** EXERCISE AIM **
No images are to be carried over; print all other material exactly as it stands.

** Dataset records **
=====
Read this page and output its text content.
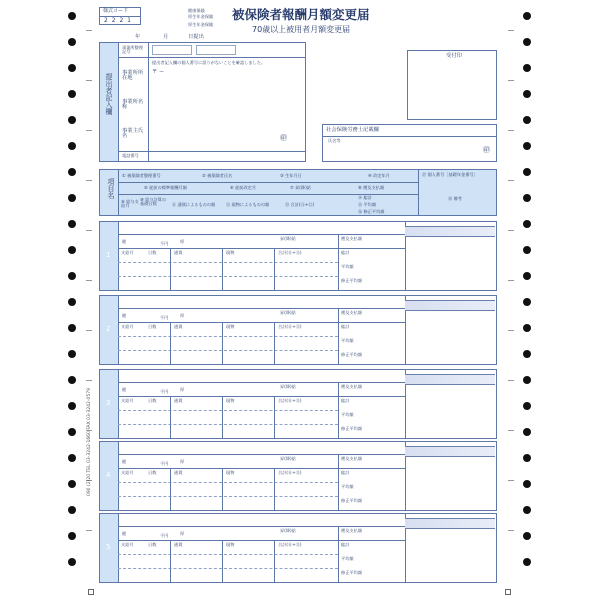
様式コード
2 2 2 1
健康保険
厚生年金保険
厚生年金保険
被保険者報酬月額変更届
70歳以上被用者月額変更届
年	月	日提出
受付印
提出者記入欄
事業所整理記号
事業所所在地
事業所名称
事業主氏名
電話番号
提出者記入欄の個人番号に誤りがないことを確認しました。
〒 ー
㊞
社会保険労務士記載欄
氏名等
㊞
項目名
① 被保険者整理番号	② 被保険者氏名	③ 生年月日	④ 改定年月	⑰ 個人番号［基礎年金番号］
⑤ 従前の標準報酬月額	⑥ 従前改定月	⑦ 昇(降)給	⑧ 遡及支払額
⑨ 給与支給月
⑩ 給与計算の基礎日数	⑪ 通貨によるものの額	⑫ 現物によるものの額	⑬ 合計(⑪+⑫)
⑭ 総計
⑮ 平均額
⑯ 修正平均額
⑱ 備考
1
健	厚
千円
支給月	日数	通貨	現物	合計(⑪+⑫)
昇(降)給	遡及支払額
総計
平均額
修正平均額
2
健	厚
千円
支給月	日数	通貨	現物	合計(⑪+⑫)
昇(降)給	遡及支払額
総計
平均額
修正平均額
3
健	厚
千円
支給月	日数	通貨	現物	合計(⑪+⑫)
昇(降)給	遡及支払額
総計
平均額
修正平均額
4
健	厚
千円
支給月	日数	通貨	現物	合計(⑪+⑫)
昇(降)給	遡及支払額
総計
平均額
修正平均額
5
健	厚
千円
支給月	日数	通貨	現物	合計(⑪+⑫)
昇(降)給	遡及支払額
総計
平均額
修正平均額
090 (2)20 TEL 03-3242-1660 FAX 03-3242-0579
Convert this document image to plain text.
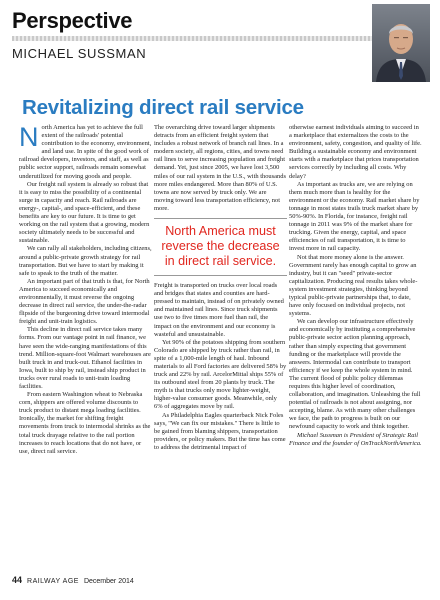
Perspective
MICHAEL SUSSMAN
Revitalizing direct rail service

North America has yet to achieve the full extent of the railroads' potential contribution to the economy, environment, and land use. In spite of the good work of railroad developers, investors, and staff, as well as public sector support, railroads remain somewhat underutilized for moving goods and people.

Our freight rail system is already so robust that it is easy to miss the possibility of a continental surge in capacity and reach. Rail railroads are energy-, capital-, and space-efficient, and these benefits are key to our future. It is time to get working on the rail system that a growing, modern society ultimately needs to be successful and sustainable.

We can rally all stakeholders, including citizens, around a public-private growth strategy for rail transportation. But we have to start by making it safe to speak to the truth of the matter.

An important part of that truth is that, for North America to succeed economically and environmentally, it must reverse the ongoing decrease in direct rail service, the under-the-radar flipside of the burgeoning drive toward intermodal freight and unit-train logistics.

This decline in direct rail service takes many forms. From our vantage point in rail finance, we have seen the wide-ranging manifestations of this trend. Million-square-foot Walmart warehouses are built truck in and truck-out. Ethanol facilities in Iowa, built to ship by rail, instead ship product in trucks over rural roads to unit-train loading facilities.

From eastern Washington wheat to Nebraska corn, shippers are offered volume discounts to truck product to distant mega loading facilities. Ironically, the market for shifting freight movements from truck to intermodal shrinks as the total truck drayage relative to the rail portion increases to reach locations that do not have, or use, direct rail service.

The overarching drive toward larger shipments detracts from an efficient freight system that includes a robust network of branch rail lines. In a modern society, all regions, cities, and towns need rail lines to serve increasing population and freight demand. Yet, just since 2005, we have lost 3,500 miles of our rail system in the U.S., with thousands more miles endangered. More than 80% of U.S. towns are now served by truck only. We are moving toward less transportation efficiency, not more.

North America must reverse the decrease in direct rail service.

Freight is transported on trucks over local roads and bridges that states and counties are hard-pressed to maintain, instead of on privately owned and maintained rail lines. Since truck shipments use two to five times more fuel than rail, the impact on the environment and our economy is wasteful and unsustainable.

Yet 90% of the potatoes shipping from southern Colorado are shipped by truck rather than rail, in spite of a 1,000-mile length of haul. Inbound materials to all Ford factories are delivered 58% by truck and 22% by rail. ArcelorMittal ships 55% of its outbound steel from 20 plants by truck. The myth is that trucks only move lighter-weight, higher-value consumer goods. Meanwhile, only 6% of aggregates move by rail.

As Philadelphia Eagles quarterback Nick Foles says, "We can fix our mistakes." There is little to be gained from blaming shippers, transportation providers, or policy makers. But the time has come to address the detrimental impact of

otherwise earnest individuals aiming to succeed in a marketplace that externalizes the costs to the environment, safety, congestion, and quality of life. Building a sustainable economy and environment starts with a marketplace that prices transportation services correctly by including all costs. Why delay?

As important as trucks are, we are relying on them much more than is healthy for the environment or the economy. Rail market share by tonnage in most states trails truck market share by 50%-90%. In Florida, for instance, freight rail tonnage in 2011 was 9% of the market share for trucking. Given the energy, capital, and space efficiencies of rail transportation, it is time to invest more in rail capacity.

Not that more money alone is the answer. Government rarely has enough capital to grow an industry, but it can "seed" private-sector capitalization. Producing real results takes whole-system investment strategies, thinking beyond typical public-private partnerships that, to date, have only focused on individual projects, not systems.

We can develop our infrastructure effectively and economically by instituting a comprehensive public-private sector action planning approach, rather than simply expecting that government funding or the marketplace will provide the answers. Intermodal can contribute to transport efficiency if we keep the whole system in mind. The current flood of public policy dilemmas requires this higher level of coordination, collaboration, and imagination. Unleashing the full potential of railroads is not about assigning, nor accepting, blame. As with many other challenges we face, the path to progress is built on our newfound capacity to work and think together.

Michael Sussman is President of Strategic Rail Finance and the founder of OnTrackNorthAmerica.

44 RAILWAY AGE December 2014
=====
** COMPLETE ANSWER **
Read this page and output its text content.
様式コード
2 2 2 1
健康保険
厚生年金保険
厚生年金保険
被保険者報酬月額変更届
70歳以上被用者月額変更届
年	月	日提出
受付印
提出者記入欄
事業所整理記号
事業所所在地
事業所名称
事業主氏名
電話番号
提出者記入欄の個人番号に誤りがないことを確認しました。
〒 ー
㊞
社会保険労務士記載欄
氏名等
㊞
項目名
① 被保険者整理番号	② 被保険者氏名	③ 生年月日	④ 改定年月	⑰ 個人番号［基礎年金番号］
⑤ 従前の標準報酬月額	⑥ 従前改定月	⑦ 昇(降)給	⑧ 遡及支払額
⑨ 給与支給月
⑩ 給与計算の基礎日数	⑪ 通貨によるものの額	⑫ 現物によるものの額	⑬ 合計(⑪+⑫)
⑭ 総計
⑮ 平均額
⑯ 修正平均額
⑱ 備考
1
健	厚
千円
支給月	日数	通貨	現物	合計(⑪+⑫)
昇(降)給	遡及支払額
総計
平均額
修正平均額
2
健	厚
千円
支給月	日数	通貨	現物	合計(⑪+⑫)
昇(降)給	遡及支払額
総計
平均額
修正平均額
3
健	厚
千円
支給月	日数	通貨	現物	合計(⑪+⑫)
昇(降)給	遡及支払額
総計
平均額
修正平均額
4
健	厚
千円
支給月	日数	通貨	現物	合計(⑪+⑫)
昇(降)給	遡及支払額
総計
平均額
修正平均額
5
健	厚
千円
支給月	日数	通貨	現物	合計(⑪+⑫)
昇(降)給	遡及支払額
総計
平均額
修正平均額
090 (2)20 TEL 03-3242-1660 FAX 03-3242-0579
Convert this document image to plain text.
Perspective
MICHAEL SUSSMAN
Revitalizing direct rail service

North America has yet to achieve the full extent of the railroads' potential contribution to the economy, environment, and land use. In spite of the good work of railroad developers, investors, and staff, as well as public sector support, railroads remain somewhat underutilized for moving goods and people.

Our freight rail system is already so robust that it is easy to miss the possibility of a continental surge in capacity and reach. Rail railroads are energy-, capital-, and space-efficient, and these benefits are key to our future. It is time to get working on the rail system that a growing, modern society ultimately needs to be successful and sustainable.

We can rally all stakeholders, including citizens, around a public-private growth strategy for rail transportation. But we have to start by making it safe to speak to the truth of the matter.

An important part of that truth is that, for North America to succeed economically and environmentally, it must reverse the ongoing decrease in direct rail service, the under-the-radar flipside of the burgeoning drive toward intermodal freight and unit-train logistics.

This decline in direct rail service takes many forms. From our vantage point in rail finance, we have seen the wide-ranging manifestations of this trend. Million-square-foot Walmart warehouses are built truck in and truck-out. Ethanol facilities in Iowa, built to ship by rail, instead ship product in trucks over rural roads to unit-train loading facilities.

From eastern Washington wheat to Nebraska corn, shippers are offered volume discounts to truck product to distant mega loading facilities. Ironically, the market for shifting freight movements from truck to intermodal shrinks as the total truck drayage relative to the rail portion increases to reach locations that do not have, or use, direct rail service.

The overarching drive toward larger shipments detracts from an efficient freight system that includes a robust network of branch rail lines. In a modern society, all regions, cities, and towns need rail lines to serve increasing population and freight demand. Yet, just since 2005, we have lost 3,500 miles of our rail system in the U.S., with thousands more miles endangered. More than 80% of U.S. towns are now served by truck only. We are moving toward less transportation efficiency, not more.

North America must reverse the decrease in direct rail service.

Freight is transported on trucks over local roads and bridges that states and counties are hard-pressed to maintain, instead of on privately owned and maintained rail lines. Since truck shipments use two to five times more fuel than rail, the impact on the environment and our economy is wasteful and unsustainable.

Yet 90% of the potatoes shipping from southern Colorado are shipped by truck rather than rail, in spite of a 1,000-mile length of haul. Inbound materials to all Ford factories are delivered 58% by truck and 22% by rail. ArcelorMittal ships 55% of its outbound steel from 20 plants by truck. The myth is that trucks only move lighter-weight, higher-value consumer goods. Meanwhile, only 6% of aggregates move by rail.

As Philadelphia Eagles quarterback Nick Foles says, "We can fix our mistakes." There is little to be gained from blaming shippers, transportation providers, or policy makers. But the time has come to address the detrimental impact of

otherwise earnest individuals aiming to succeed in a marketplace that externalizes the costs to the environment, safety, congestion, and quality of life. Building a sustainable economy and environment starts with a marketplace that prices transportation services correctly by including all costs. Why delay?

As important as trucks are, we are relying on them much more than is healthy for the environment or the economy. Rail market share by tonnage in most states trails truck market share by 50%-90%. In Florida, for instance, freight rail tonnage in 2011 was 9% of the market share for trucking. Given the energy, capital, and space efficiencies of rail transportation, it is time to invest more in rail capacity.

Not that more money alone is the answer. Government rarely has enough capital to grow an industry, but it can "seed" private-sector capitalization. Producing real results takes whole-system investment strategies, thinking beyond typical public-private partnerships that, to date, have only focused on individual projects, not systems.

We can develop our infrastructure effectively and economically by instituting a comprehensive public-private sector action planning approach, rather than simply expecting that government funding or the marketplace will provide the answers. Intermodal can contribute to transport efficiency if we keep the whole system in mind. The current flood of public policy dilemmas requires this higher level of coordination, collaboration, and imagination. Unleashing the full potential of railroads is not about assigning, nor accepting, blame. As with many other challenges we face, the path to progress is built on our newfound capacity to work and think together.

Michael Sussman is President of Strategic Rail Finance and the founder of OnTrackNorthAmerica.

44 RAILWAY AGE December 2014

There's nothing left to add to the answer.